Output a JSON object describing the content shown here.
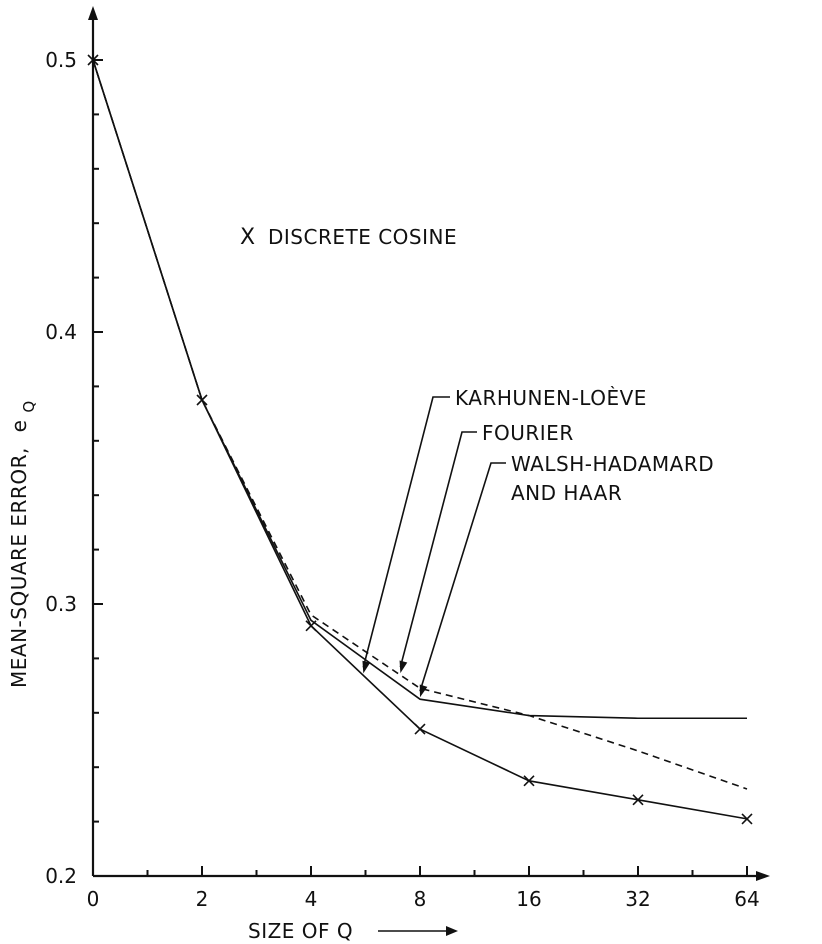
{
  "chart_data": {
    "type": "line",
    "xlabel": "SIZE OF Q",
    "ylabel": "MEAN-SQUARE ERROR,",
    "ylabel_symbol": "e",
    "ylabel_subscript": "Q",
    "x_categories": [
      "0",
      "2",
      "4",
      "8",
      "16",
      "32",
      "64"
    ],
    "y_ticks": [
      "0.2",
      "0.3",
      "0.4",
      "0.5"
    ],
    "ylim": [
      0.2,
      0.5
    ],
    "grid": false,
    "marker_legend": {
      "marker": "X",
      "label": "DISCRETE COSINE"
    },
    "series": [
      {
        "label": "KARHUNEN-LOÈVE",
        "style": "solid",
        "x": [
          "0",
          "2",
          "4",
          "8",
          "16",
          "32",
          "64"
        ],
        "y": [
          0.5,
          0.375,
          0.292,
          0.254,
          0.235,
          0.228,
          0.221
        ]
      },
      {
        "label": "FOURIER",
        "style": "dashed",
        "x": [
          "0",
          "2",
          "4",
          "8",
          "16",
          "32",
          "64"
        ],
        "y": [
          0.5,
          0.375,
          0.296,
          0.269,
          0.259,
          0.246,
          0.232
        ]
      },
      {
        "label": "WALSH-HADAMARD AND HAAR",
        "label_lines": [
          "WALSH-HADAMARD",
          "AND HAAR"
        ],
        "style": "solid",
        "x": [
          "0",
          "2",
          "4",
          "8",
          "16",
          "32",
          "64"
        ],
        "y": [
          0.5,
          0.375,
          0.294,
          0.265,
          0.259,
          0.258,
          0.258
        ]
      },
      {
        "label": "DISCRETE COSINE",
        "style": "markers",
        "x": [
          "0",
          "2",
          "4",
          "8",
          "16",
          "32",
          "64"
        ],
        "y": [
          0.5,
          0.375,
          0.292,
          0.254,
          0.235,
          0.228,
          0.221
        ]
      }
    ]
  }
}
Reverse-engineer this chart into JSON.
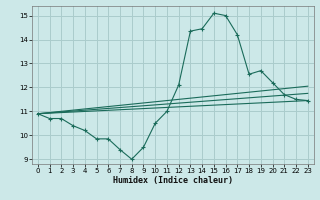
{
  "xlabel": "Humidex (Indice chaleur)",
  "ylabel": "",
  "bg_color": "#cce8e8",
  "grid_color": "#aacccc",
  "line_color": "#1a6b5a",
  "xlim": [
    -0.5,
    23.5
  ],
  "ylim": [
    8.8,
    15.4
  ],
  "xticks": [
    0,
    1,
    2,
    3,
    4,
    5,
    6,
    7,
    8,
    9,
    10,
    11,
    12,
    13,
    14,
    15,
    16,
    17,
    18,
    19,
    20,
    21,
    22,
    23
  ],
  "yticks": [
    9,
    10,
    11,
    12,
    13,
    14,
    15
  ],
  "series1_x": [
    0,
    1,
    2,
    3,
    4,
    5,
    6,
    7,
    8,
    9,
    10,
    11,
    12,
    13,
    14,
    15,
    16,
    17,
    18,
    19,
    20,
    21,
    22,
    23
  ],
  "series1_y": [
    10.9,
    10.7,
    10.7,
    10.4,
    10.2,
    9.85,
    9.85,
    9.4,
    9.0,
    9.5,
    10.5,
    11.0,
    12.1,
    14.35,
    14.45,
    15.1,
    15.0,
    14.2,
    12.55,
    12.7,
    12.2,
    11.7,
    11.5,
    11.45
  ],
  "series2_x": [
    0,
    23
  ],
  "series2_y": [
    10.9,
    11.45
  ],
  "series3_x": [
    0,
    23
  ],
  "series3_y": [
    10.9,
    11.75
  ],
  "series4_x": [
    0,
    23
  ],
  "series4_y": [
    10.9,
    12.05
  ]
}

**To do**
Which lines include "style"? Copy each of them out.

**Output for this task**
        "style": "solid",
        "style": "dashed",
        "style": "solid",
        "style": "markers",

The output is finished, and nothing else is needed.